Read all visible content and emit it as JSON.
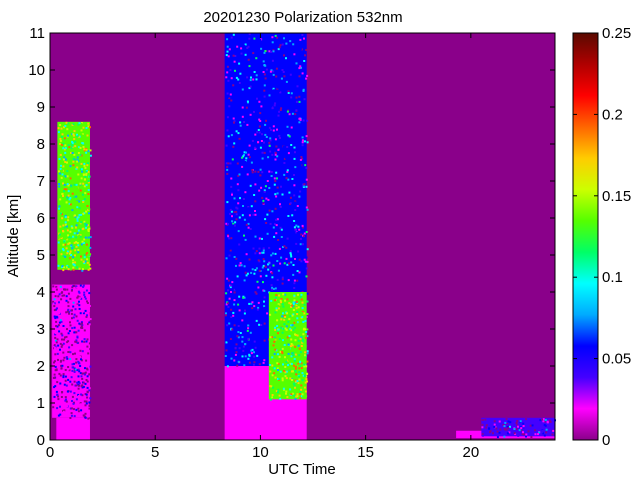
{
  "chart_data": {
    "type": "heatmap",
    "title": "20201230 Polarization 532nm",
    "xlabel": "UTC Time",
    "ylabel": "Altitude [km]",
    "xlim": [
      0,
      24
    ],
    "ylim": [
      0,
      11
    ],
    "x_ticks": [
      0,
      5,
      10,
      15,
      20
    ],
    "y_ticks": [
      0,
      1,
      2,
      3,
      4,
      5,
      6,
      7,
      8,
      9,
      10,
      11
    ],
    "colorbar": {
      "range": [
        0,
        0.25
      ],
      "ticks": [
        0,
        0.05,
        0.1,
        0.15,
        0.2,
        0.25
      ],
      "colors": [
        "#8a008a",
        "#ff00ff",
        "#4400ff",
        "#0000ff",
        "#00aaff",
        "#00ffff",
        "#00ff66",
        "#55ff00",
        "#ccff00",
        "#ffcc00",
        "#ff6600",
        "#ff0000",
        "#b00000",
        "#5a0a00"
      ]
    },
    "background_value": 0.0,
    "regions": [
      {
        "t0": 0.3,
        "t1": 1.9,
        "z0": 0.0,
        "z1": 0.6,
        "value": 0.015,
        "pattern": "solid"
      },
      {
        "t0": 0.1,
        "t1": 1.9,
        "z0": 0.6,
        "z1": 4.2,
        "value": 0.01,
        "pattern": "noise"
      },
      {
        "t0": 0.35,
        "t1": 1.9,
        "z0": 4.6,
        "z1": 8.6,
        "value": 0.13,
        "pattern": "noise"
      },
      {
        "t0": 8.3,
        "t1": 12.2,
        "z0": 0.0,
        "z1": 2.0,
        "value": 0.012,
        "pattern": "solid"
      },
      {
        "t0": 8.3,
        "t1": 12.2,
        "z0": 2.0,
        "z1": 11.0,
        "value": 0.05,
        "pattern": "noise"
      },
      {
        "t0": 10.4,
        "t1": 12.2,
        "z0": 1.1,
        "z1": 4.0,
        "value": 0.14,
        "pattern": "noise"
      },
      {
        "t0": 19.3,
        "t1": 24.0,
        "z0": 0.05,
        "z1": 0.25,
        "value": 0.012,
        "pattern": "solid"
      },
      {
        "t0": 20.5,
        "t1": 24.0,
        "z0": 0.1,
        "z1": 0.6,
        "value": 0.03,
        "pattern": "noise"
      }
    ]
  }
}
========================================
◆ Work to complete:
Exclude the images and reproduce the remaining data exactly.

◆ Complete response:
Read all visible content and emit it as JSON.
{
  "chart_data": {
    "type": "heatmap",
    "title": "20201230 Polarization 532nm",
    "xlabel": "UTC Time",
    "ylabel": "Altitude [km]",
    "xlim": [
      0,
      24
    ],
    "ylim": [
      0,
      11
    ],
    "x_ticks": [
      0,
      5,
      10,
      15,
      20
    ],
    "y_ticks": [
      0,
      1,
      2,
      3,
      4,
      5,
      6,
      7,
      8,
      9,
      10,
      11
    ],
    "colorbar": {
      "range": [
        0,
        0.25
      ],
      "ticks": [
        0,
        0.05,
        0.1,
        0.15,
        0.2,
        0.25
      ],
      "colors": [
        "#8a008a",
        "#ff00ff",
        "#4400ff",
        "#0000ff",
        "#00aaff",
        "#00ffff",
        "#00ff66",
        "#55ff00",
        "#ccff00",
        "#ffcc00",
        "#ff6600",
        "#ff0000",
        "#b00000",
        "#5a0a00"
      ]
    },
    "background_value": 0.0,
    "regions": [
      {
        "t0": 0.3,
        "t1": 1.9,
        "z0": 0.0,
        "z1": 0.6,
        "value": 0.015,
        "pattern": "solid"
      },
      {
        "t0": 0.1,
        "t1": 1.9,
        "z0": 0.6,
        "z1": 4.2,
        "value": 0.01,
        "pattern": "noise"
      },
      {
        "t0": 0.35,
        "t1": 1.9,
        "z0": 4.6,
        "z1": 8.6,
        "value": 0.13,
        "pattern": "noise"
      },
      {
        "t0": 8.3,
        "t1": 12.2,
        "z0": 0.0,
        "z1": 2.0,
        "value": 0.012,
        "pattern": "solid"
      },
      {
        "t0": 8.3,
        "t1": 12.2,
        "z0": 2.0,
        "z1": 11.0,
        "value": 0.05,
        "pattern": "noise"
      },
      {
        "t0": 10.4,
        "t1": 12.2,
        "z0": 1.1,
        "z1": 4.0,
        "value": 0.14,
        "pattern": "noise"
      },
      {
        "t0": 19.3,
        "t1": 24.0,
        "z0": 0.05,
        "z1": 0.25,
        "value": 0.012,
        "pattern": "solid"
      },
      {
        "t0": 20.5,
        "t1": 24.0,
        "z0": 0.1,
        "z1": 0.6,
        "value": 0.03,
        "pattern": "noise"
      }
    ]
  }
}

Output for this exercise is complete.